### Aufgaben zur Übung
(1) Extrahieren Sie aus dem Lesetext alles von „Zudem werden auch“ bis hinunter zu „noch ernst nehmen?“.
(2) Stimmen diese Aussagen mit dem Lesetext überein? Antworten Sie jeweils mit Ja oder Nein und zitieren Sie die entscheidenden Worte wörtlich.
(a) Amnesty International verleiht seit 2003 den Preis Botschafter des Gewissens.
(b) Greta Thunberg war die erste Trägerin dieses Preises.
(c) Im Bekanntenkreis gilt die Todesstrafe für einen Bankräuber, der die Bankangestellte tötet, als gerechtfertigt.

Wie treffend, daß der Artikel mit „Schreckens-Bilanz“ überschrieben ist: die Todesstrafe verbreitet also Schrecken. Ich halte das für Grund genug sie in Deutschland wieder einzuführen! Strafe, Sühne und Vergebung sind in der christlichen Gedankenwelt verschiedene Kategorien, daher spräche auch aus dieser Sicht nichts dagegen. Seltsamerweise interessiert sich niemand -- auch in den christlichen Kirchen nicht, wie es scheint -- für Tausende pränatale Todesstrafen, die Jahr für Jahr ohne Gerichtsverfahren vollstreckt werden.
Das ursprüngliche Anliegen von AI mag ehrenwert gewesen sein. (Motto: Es ist besser, eine Kerze anzuzünden, als sich über die Dunkelheit zu beklagen ). Wenn man aber genauer nachliest, welche Vorstellungen die dort Bestimmenden haben, muß man zweifeln, ob diese Leute in der Realität leben. z.B.„Die unbürokratische Hilfe für Menschen aus der Ukraine sollte eine Blaupause für den Umgang mit Schutzsuchenden aus allen Teilen der Welt sein“. Im Zusammenhang damit wird die Meinung vertreten, Deutschland müsse quasi jeden aus aller Welt aufnehmen, und voll alimentieren. Wer soll das alles bezahlen?
Zudem werden auch Positionen hinsichtlich des Umgangs mit den „Palästinensern“/Hamas vertreten, die man durchaus in Frage stellen kann. Dazu noch diese Anmerkung: Seit 2003 verleiht Amnesty International den undotierten Preis Botschafter des Gewissens (englisch Ambassador of Conscience). Václav Havel war der erste Preisträger, 2019 ging der Preis an Greta Thunberg und Fridays for Future. ==> Sollte man diese NGO noch ernst nehmen?
Die Welt ist ein dunkler Ort geworden, da ist der Anstieg bei der Todesstrafe nur ein kleiner Tropfen in einem Ozean von Bösartigkeit und Unrecht. Die Menschen wollen es anscheinend so. Und die Kerze von AI flackert gewaltig.
Wir sind uns im Bekanntenkreis einig: Wenn z.B. Frau Müller ihren Mann wegen der Erbschaft tötet oder ein Bankräuber die Bankangestellte tötet ist dafür die Todesstrafe nicht gerechtfertigt. Und wir kennen diese Leute nicht. Aber wenn Terroristen durch Bomben, Schußwaffen und Messer töten, könnte jeder aus unserem Volk das Opfer sein. Dafür wäre die Todesstrafe angebracht. Diese Leute hören sonst damit nicht auf. Alter Spruch abgewandelt: „Nur tote Terroristen sind gute Terroristen“.

Daten zur Seitensegmentierung:
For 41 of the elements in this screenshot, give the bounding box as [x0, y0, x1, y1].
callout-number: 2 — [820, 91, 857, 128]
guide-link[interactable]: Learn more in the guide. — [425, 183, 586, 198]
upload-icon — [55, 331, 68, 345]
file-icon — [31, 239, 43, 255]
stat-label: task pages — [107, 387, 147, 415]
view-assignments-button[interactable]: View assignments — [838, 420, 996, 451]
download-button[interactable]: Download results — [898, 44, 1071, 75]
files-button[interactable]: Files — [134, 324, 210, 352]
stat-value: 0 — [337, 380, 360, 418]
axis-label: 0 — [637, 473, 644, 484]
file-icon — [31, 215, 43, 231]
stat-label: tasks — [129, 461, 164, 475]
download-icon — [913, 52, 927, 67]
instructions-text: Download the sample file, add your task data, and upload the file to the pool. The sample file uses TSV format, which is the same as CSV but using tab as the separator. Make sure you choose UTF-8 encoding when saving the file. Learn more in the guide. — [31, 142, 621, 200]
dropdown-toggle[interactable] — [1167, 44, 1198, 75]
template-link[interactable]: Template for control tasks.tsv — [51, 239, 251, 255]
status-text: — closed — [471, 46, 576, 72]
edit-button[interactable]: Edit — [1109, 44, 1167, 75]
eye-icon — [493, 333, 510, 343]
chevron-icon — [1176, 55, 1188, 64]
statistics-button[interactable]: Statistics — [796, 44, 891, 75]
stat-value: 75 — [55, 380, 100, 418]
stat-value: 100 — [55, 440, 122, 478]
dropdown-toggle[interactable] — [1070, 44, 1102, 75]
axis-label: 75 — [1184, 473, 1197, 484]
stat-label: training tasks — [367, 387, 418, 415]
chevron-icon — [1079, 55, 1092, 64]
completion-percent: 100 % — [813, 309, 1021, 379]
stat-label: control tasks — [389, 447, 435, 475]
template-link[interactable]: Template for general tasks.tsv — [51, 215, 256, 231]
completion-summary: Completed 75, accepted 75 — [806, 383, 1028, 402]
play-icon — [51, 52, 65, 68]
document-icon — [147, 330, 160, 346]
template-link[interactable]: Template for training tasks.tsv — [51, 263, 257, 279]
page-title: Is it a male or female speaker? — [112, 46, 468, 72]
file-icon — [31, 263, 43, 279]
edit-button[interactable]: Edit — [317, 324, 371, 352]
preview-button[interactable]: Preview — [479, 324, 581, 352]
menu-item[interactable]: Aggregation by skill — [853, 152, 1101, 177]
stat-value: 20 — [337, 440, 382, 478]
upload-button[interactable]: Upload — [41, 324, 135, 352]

### Nummerierte Antworten
(1)
Zudem werden auch Positionen hinsichtlich des Umgangs mit den „Palästinensern“/Hamas vertreten, die man durchaus in Frage stellen kann. Dazu noch diese Anmerkung: Seit 2003 verleiht Amnesty International den undotierten Preis Botschafter des Gewissens (englisch Ambassador of Conscience). Václav Havel war der erste Preisträger, 2019 ging der Preis an Greta Thunberg und Fridays for Future. ==> Sollte man diese NGO noch ernst nehmen?

(2)
(a) Ja: „Seit 2003 verleiht Amnesty International den undotierten Preis Botschafter des Gewissens“
(b) Nein: „Václav Havel war der erste Preisträger“
(c) Nein: „oder ein Bankräuber die Bankangestellte tötet ist dafür die Todesstrafe nicht gerechtfertigt“